▶ _SOURCE DOCUMENT_
'''
Another outdoor option is the Washington Crossing Historic Park, which extends over 500 acres and preserves the site where George Washington famously crossed the Delaware River. Popular stops include Bowman’s Hill Tower, which rises 125 feet and offers a panoramic view, and the park’s visitor center, where you’ll find a replica of Emanuel Leutze’s famous painting of the crossing.
As for dining, the Salt House is an intimate, candlelit gastro pub inside an 18th-century stone building, where the four-salt deviled eggs were my appetizer of the weekend. In Lambertville, it’s hard to miss the rainbow-colored tulle that wraps Under the Moon, a Spanish-focused restaurant where I got a fat slice of quiche and a sweet watermelon gazpacho.
But I really fell for Union Coffee, a charming Lambertville cafe where rainbow-colored art in the window complemented the “Trans Rights Are Human Rights!” poster in the quirky little shop in the back. My Sunday got off to a splendid start when I paired a lavender oat milk latte with some ridiculously moist apple-pear bundt cake from Factory Girl Bake Shop in New Hope.
Before I left there, I struck up a conversation with Marian Gaestel and Mary Lloyd. The two friends, both in their 60s, had just come from mass at St. John the Evangelist, which Ms. Gaestel called “a much more open Catholic church” than the one in Flemington, the “more country, conservative” New Jersey town where she lives.
“Coming down here is a breath of fresh air,” Ms. Gaestel said. “Even if you live in Flemington, coming down to Lambertville and New Hope is like going away somewhere.”
They came looking for a place to feel comfortable with like-minded people and found it. I did, too — not on a packed beach or sweaty dance floor, but in a quiet coffee shop at the corner of Union and Coryell. The Pride colors made it easy to find.
'''
▶ _THE PROBLEM_
Shorten the paragraph in the travel piece above that begins "Another outdoor option" into a short bulleted list that keeps its main facts.

▶ _DATASET CONTENT_
'''
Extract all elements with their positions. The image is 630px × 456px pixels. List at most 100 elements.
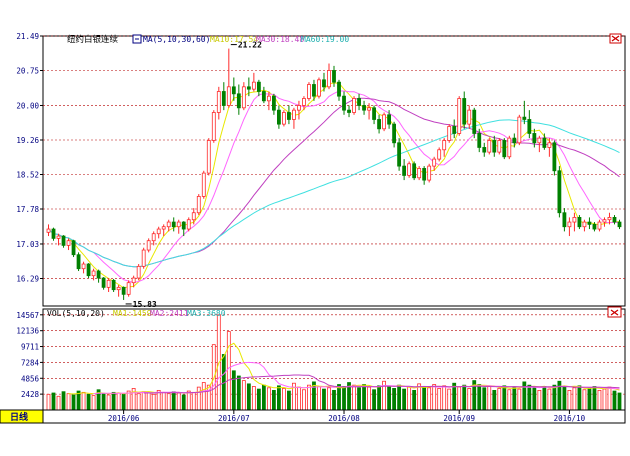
'''
▶ _EXERCISE RESPONSE_
- Washington Crossing Historic Park covers more than 500 acres and preserves the site where George Washington crossed the Delaware River.
- Bowman's Hill Tower, a popular stop, rises 125 feet and gives a panoramic view.
- The visitor center holds a replica of Emanuel Leutze's famous painting of the crossing.